→ What is being asked:
Reproduce each line exactly. Skip none.

+ + +

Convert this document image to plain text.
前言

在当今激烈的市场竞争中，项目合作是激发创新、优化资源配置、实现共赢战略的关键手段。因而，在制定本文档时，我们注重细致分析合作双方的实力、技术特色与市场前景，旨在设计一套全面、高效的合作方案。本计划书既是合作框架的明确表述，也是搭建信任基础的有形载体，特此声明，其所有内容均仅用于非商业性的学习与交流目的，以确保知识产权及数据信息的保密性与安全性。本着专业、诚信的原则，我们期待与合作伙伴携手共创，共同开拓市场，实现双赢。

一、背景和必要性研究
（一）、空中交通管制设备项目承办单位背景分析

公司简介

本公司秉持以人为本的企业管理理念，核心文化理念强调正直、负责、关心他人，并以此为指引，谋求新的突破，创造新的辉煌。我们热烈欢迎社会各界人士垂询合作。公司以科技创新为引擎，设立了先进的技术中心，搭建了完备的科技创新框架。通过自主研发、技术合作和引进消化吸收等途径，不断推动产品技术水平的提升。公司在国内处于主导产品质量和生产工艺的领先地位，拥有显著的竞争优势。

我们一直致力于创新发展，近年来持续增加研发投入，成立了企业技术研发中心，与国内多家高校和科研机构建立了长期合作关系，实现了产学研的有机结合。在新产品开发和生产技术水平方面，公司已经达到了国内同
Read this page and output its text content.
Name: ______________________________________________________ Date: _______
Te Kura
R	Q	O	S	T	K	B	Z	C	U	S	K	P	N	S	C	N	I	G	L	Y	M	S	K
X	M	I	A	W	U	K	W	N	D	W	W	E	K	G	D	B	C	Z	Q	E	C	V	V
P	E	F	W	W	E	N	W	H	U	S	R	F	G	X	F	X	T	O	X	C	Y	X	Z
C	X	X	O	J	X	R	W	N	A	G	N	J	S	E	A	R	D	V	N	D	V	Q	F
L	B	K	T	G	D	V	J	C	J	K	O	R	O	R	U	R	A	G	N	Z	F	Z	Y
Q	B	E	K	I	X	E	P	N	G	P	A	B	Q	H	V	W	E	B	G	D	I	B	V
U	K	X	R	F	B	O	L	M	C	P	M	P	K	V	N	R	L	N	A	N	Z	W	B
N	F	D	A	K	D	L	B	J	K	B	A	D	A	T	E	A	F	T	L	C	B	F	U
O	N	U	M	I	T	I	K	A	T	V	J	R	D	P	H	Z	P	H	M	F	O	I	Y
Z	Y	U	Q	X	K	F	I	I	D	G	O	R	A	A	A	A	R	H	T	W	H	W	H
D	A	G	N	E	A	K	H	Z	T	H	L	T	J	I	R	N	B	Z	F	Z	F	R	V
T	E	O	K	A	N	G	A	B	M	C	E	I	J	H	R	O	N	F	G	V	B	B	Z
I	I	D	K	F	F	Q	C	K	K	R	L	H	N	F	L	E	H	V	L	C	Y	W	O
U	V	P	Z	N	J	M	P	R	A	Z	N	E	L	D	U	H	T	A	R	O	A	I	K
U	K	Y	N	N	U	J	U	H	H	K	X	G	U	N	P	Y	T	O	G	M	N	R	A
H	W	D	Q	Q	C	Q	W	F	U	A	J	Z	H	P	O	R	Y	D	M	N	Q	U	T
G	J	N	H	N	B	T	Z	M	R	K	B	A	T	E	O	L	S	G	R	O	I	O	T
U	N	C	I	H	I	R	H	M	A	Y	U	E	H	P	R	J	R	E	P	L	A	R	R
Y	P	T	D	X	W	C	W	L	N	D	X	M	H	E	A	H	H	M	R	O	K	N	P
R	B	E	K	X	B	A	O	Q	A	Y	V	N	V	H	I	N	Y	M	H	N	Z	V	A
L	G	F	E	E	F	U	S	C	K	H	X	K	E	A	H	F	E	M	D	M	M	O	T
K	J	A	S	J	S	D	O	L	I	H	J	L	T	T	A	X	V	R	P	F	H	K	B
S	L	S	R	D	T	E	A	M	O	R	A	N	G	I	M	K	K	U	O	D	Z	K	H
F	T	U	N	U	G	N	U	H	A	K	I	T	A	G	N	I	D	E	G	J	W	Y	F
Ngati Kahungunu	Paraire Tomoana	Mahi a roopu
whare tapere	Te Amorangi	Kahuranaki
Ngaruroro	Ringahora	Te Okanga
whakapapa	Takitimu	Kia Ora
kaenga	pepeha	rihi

+ + +

→ Worked solution:
Convert this document image to plain text.
前言

在当今激烈的市场竞争中，项目合作是激发创新、优化资源配置、实现共赢战略的关键手段。因而，在制定本文档时，我们注重细致分析合作双方的实力、技术特色与市场前景，旨在设计一套全面、高效的合作方案。本计划书既是合作框架的明确表述，也是搭建信任基础的有形载体，特此声明，其所有内容均仅用于非商业性的学习与交流目的，以确保知识产权及数据信息的保密性与安全性。本着专业、诚信的原则，我们期待与合作伙伴携手共创，共同开拓市场，实现双赢。

一、背景和必要性研究
（一）、空中交通管制设备项目承办单位背景分析

公司简介

本公司秉持以人为本的企业管理理念，核心文化理念强调正直、负责、关心他人，并以此为指引，谋求新的突破，创造新的辉煌。我们热烈欢迎社会各界人士垂询合作。公司以科技创新为引擎，设立了先进的技术中心，搭建了完备的科技创新框架。通过自主研发、技术合作和引进消化吸收等途径，不断推动产品技术水平的提升。公司在国内处于主导产品质量和生产工艺的领先地位，拥有显著的竞争优势。

我们一直致力于创新发展，近年来持续增加研发投入，成立了企业技术研发中心，与国内多家高校和科研机构建立了长期合作关系，实现了产学研的有机结合。在新产品开发和生产技术水平方面，公司已经达到了国内同
Read this page and output its text content.
Name: ______________________________________________________ Date: _______
Te Kura
R	Q	O	S	T	K	B	Z	C	U	S	K	P	N	S	C	N	I	G	L	Y	M	S	K
X	M	I	A	W	U	K	W	N	D	W	W	E	K	G	D	B	C	Z	Q	E	C	V	V
P	E	F	W	W	E	N	W	H	U	S	R	F	G	X	F	X	T	O	X	C	Y	X	Z
C	X	X	O	J	X	R	W	N	A	G	N	J	S	E	A	R	D	V	N	D	V	Q	F
L	B	K	T	G	D	V	J	C	J	K	O	R	O	R	U	R	A	G	N	Z	F	Z	Y
Q	B	E	K	I	X	E	P	N	G	P	A	B	Q	H	V	W	E	B	G	D	I	B	V
U	K	X	R	F	B	O	L	M	C	P	M	P	K	V	N	R	L	N	A	N	Z	W	B
N	F	D	A	K	D	L	B	J	K	B	A	D	A	T	E	A	F	T	L	C	B	F	U
O	N	U	M	I	T	I	K	A	T	V	J	R	D	P	H	Z	P	H	M	F	O	I	Y
Z	Y	U	Q	X	K	F	I	I	D	G	O	R	A	A	A	A	R	H	T	W	H	W	H
D	A	G	N	E	A	K	H	Z	T	H	L	T	J	I	R	N	B	Z	F	Z	F	R	V
T	E	O	K	A	N	G	A	B	M	C	E	I	J	H	R	O	N	F	G	V	B	B	Z
I	I	D	K	F	F	Q	C	K	K	R	L	H	N	F	L	E	H	V	L	C	Y	W	O
U	V	P	Z	N	J	M	P	R	A	Z	N	E	L	D	U	H	T	A	R	O	A	I	K
U	K	Y	N	N	U	J	U	H	H	K	X	G	U	N	P	Y	T	O	G	M	N	R	A
H	W	D	Q	Q	C	Q	W	F	U	A	J	Z	H	P	O	R	Y	D	M	N	Q	U	T
G	J	N	H	N	B	T	Z	M	R	K	B	A	T	E	O	L	S	G	R	O	I	O	T
U	N	C	I	H	I	R	H	M	A	Y	U	E	H	P	R	J	R	E	P	L	A	R	R
Y	P	T	D	X	W	C	W	L	N	D	X	M	H	E	A	H	H	M	R	O	K	N	P
R	B	E	K	X	B	A	O	Q	A	Y	V	N	V	H	I	N	Y	M	H	N	Z	V	A
L	G	F	E	E	F	U	S	C	K	H	X	K	E	A	H	F	E	M	D	M	M	O	T
K	J	A	S	J	S	D	O	L	I	H	J	L	T	T	A	X	V	R	P	F	H	K	B
S	L	S	R	D	T	E	A	M	O	R	A	N	G	I	M	K	K	U	O	D	Z	K	H
F	T	U	N	U	G	N	U	H	A	K	I	T	A	G	N	I	D	E	G	J	W	Y	F
Ngati Kahungunu	Paraire Tomoana	Mahi a roopu
whare tapere	Te Amorangi	Kahuranaki
Ngaruroro	Ringahora	Te Okanga
whakapapa	Takitimu	Kia Ora
kaenga	pepeha	rihi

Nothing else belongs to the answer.